Copy out all the lines in the records that include the word "CONTEÚDO".

Data items

--- BEGIN ---

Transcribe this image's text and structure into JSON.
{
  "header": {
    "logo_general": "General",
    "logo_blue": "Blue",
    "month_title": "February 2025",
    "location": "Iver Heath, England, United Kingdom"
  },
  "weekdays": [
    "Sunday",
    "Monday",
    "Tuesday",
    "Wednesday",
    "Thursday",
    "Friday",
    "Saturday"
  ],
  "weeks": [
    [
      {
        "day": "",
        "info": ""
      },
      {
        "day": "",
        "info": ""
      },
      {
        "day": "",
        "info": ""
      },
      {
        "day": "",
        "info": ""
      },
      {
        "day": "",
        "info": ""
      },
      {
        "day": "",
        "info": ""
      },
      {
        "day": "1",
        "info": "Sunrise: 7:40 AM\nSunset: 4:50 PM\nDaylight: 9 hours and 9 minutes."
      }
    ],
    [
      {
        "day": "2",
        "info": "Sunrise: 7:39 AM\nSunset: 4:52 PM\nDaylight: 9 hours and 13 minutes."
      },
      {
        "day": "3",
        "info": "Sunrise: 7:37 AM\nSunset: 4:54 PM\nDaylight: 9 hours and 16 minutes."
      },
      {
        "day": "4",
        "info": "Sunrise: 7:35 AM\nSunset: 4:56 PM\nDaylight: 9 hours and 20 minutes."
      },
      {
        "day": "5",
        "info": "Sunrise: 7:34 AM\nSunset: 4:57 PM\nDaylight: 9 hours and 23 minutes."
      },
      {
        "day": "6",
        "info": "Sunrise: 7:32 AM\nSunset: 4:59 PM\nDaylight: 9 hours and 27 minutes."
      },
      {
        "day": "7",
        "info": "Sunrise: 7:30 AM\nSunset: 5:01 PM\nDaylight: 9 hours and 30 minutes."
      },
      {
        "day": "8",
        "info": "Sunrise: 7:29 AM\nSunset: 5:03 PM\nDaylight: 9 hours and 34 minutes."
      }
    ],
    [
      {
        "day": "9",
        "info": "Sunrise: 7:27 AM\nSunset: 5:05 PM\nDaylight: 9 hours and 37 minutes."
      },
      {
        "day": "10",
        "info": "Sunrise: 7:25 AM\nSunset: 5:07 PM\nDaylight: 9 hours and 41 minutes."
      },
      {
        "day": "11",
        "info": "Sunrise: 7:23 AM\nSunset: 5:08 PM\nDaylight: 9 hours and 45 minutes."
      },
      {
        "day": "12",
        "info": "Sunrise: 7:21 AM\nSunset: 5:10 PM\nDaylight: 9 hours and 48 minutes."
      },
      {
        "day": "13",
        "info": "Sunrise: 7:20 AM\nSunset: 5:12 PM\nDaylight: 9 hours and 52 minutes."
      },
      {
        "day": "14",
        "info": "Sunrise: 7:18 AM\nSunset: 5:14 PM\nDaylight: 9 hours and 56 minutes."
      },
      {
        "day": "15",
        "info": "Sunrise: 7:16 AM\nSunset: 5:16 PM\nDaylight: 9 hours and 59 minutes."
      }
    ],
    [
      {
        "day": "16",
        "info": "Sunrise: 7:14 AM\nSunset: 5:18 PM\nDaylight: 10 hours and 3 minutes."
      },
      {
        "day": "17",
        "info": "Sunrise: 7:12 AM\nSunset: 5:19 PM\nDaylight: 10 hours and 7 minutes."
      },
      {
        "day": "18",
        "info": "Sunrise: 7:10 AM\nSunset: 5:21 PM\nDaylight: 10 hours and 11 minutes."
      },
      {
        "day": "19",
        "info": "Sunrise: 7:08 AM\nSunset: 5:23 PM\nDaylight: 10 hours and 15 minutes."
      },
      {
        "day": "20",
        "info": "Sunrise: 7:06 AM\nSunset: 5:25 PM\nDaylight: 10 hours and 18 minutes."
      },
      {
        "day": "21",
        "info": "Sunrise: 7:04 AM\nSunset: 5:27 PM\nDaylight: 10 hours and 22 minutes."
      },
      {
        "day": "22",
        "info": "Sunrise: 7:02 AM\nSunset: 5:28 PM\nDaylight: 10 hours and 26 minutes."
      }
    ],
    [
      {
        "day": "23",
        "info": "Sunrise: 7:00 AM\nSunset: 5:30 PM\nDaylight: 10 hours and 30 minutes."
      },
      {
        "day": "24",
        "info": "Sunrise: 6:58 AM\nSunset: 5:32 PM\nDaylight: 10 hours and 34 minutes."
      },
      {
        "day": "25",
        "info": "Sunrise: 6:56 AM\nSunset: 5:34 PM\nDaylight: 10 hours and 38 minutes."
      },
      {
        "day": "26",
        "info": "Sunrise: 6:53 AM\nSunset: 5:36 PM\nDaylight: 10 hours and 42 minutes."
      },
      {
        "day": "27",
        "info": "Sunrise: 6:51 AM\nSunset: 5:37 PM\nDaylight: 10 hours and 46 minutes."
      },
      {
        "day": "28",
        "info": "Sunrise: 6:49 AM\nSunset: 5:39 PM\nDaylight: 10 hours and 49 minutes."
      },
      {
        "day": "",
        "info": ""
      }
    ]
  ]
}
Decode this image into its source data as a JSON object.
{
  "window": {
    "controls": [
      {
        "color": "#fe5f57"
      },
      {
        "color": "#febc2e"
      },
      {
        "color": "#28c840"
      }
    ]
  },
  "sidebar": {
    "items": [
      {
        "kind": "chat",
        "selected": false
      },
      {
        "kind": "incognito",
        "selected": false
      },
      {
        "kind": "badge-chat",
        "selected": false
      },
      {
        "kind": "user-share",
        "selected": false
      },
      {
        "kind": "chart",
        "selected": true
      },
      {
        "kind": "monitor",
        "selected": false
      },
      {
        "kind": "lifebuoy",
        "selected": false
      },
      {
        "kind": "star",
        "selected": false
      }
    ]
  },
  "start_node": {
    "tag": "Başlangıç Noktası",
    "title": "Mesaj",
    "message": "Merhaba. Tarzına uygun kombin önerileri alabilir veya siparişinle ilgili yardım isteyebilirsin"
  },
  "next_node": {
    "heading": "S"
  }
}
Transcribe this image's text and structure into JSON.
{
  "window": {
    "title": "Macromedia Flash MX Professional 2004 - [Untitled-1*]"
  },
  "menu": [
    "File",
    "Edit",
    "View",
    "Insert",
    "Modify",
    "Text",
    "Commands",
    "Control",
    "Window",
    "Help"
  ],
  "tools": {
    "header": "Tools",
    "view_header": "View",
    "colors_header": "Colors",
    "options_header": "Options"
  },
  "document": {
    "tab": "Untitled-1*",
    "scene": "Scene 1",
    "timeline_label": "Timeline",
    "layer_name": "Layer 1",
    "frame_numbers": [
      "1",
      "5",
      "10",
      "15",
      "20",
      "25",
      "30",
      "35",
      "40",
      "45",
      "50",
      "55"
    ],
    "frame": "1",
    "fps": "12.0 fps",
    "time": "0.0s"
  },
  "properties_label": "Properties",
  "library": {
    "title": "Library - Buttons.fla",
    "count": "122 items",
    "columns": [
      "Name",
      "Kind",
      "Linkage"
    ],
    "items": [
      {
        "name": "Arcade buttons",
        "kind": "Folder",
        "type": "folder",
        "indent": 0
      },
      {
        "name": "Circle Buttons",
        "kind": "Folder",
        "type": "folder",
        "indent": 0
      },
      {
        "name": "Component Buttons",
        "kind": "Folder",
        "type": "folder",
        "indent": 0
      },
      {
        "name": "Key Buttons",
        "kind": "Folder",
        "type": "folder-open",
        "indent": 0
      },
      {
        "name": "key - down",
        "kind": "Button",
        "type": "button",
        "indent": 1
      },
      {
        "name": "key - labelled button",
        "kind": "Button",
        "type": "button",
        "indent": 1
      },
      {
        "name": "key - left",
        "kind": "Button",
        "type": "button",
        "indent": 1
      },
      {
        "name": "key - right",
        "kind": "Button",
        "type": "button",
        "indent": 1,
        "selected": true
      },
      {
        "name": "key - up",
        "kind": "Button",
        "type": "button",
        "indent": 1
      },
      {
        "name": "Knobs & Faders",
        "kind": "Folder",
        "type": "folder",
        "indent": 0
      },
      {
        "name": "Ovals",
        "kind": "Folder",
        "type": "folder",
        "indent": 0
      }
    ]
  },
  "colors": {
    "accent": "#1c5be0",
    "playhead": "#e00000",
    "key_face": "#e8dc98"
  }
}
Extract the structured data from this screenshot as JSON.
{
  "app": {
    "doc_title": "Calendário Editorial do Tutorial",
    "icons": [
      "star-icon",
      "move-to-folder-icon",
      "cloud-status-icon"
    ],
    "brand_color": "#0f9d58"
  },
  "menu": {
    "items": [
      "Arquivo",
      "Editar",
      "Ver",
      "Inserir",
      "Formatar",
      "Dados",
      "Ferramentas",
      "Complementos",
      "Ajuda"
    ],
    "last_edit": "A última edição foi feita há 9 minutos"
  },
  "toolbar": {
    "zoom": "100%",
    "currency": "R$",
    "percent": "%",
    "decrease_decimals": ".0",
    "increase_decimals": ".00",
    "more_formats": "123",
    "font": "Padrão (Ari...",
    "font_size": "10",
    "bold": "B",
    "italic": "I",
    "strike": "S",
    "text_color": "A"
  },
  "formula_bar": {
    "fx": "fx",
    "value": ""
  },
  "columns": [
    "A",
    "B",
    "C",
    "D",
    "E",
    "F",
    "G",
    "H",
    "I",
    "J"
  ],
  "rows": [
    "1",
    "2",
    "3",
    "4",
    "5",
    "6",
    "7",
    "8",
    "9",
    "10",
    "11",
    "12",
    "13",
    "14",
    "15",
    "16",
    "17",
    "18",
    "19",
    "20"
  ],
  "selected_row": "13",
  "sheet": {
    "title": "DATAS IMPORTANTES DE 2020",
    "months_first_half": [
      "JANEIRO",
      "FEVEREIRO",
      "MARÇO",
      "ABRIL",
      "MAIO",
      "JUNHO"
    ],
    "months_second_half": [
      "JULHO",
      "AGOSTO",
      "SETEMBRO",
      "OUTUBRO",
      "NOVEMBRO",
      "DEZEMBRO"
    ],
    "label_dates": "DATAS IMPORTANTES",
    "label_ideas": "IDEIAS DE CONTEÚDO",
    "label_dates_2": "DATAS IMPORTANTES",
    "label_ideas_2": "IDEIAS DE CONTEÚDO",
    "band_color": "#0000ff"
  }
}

--- END ---

* ANSWER IN FULL
    "label_ideas": "IDEIAS DE CONTEÚDO",
    "label_ideas_2": "IDEIAS DE CONTEÚDO",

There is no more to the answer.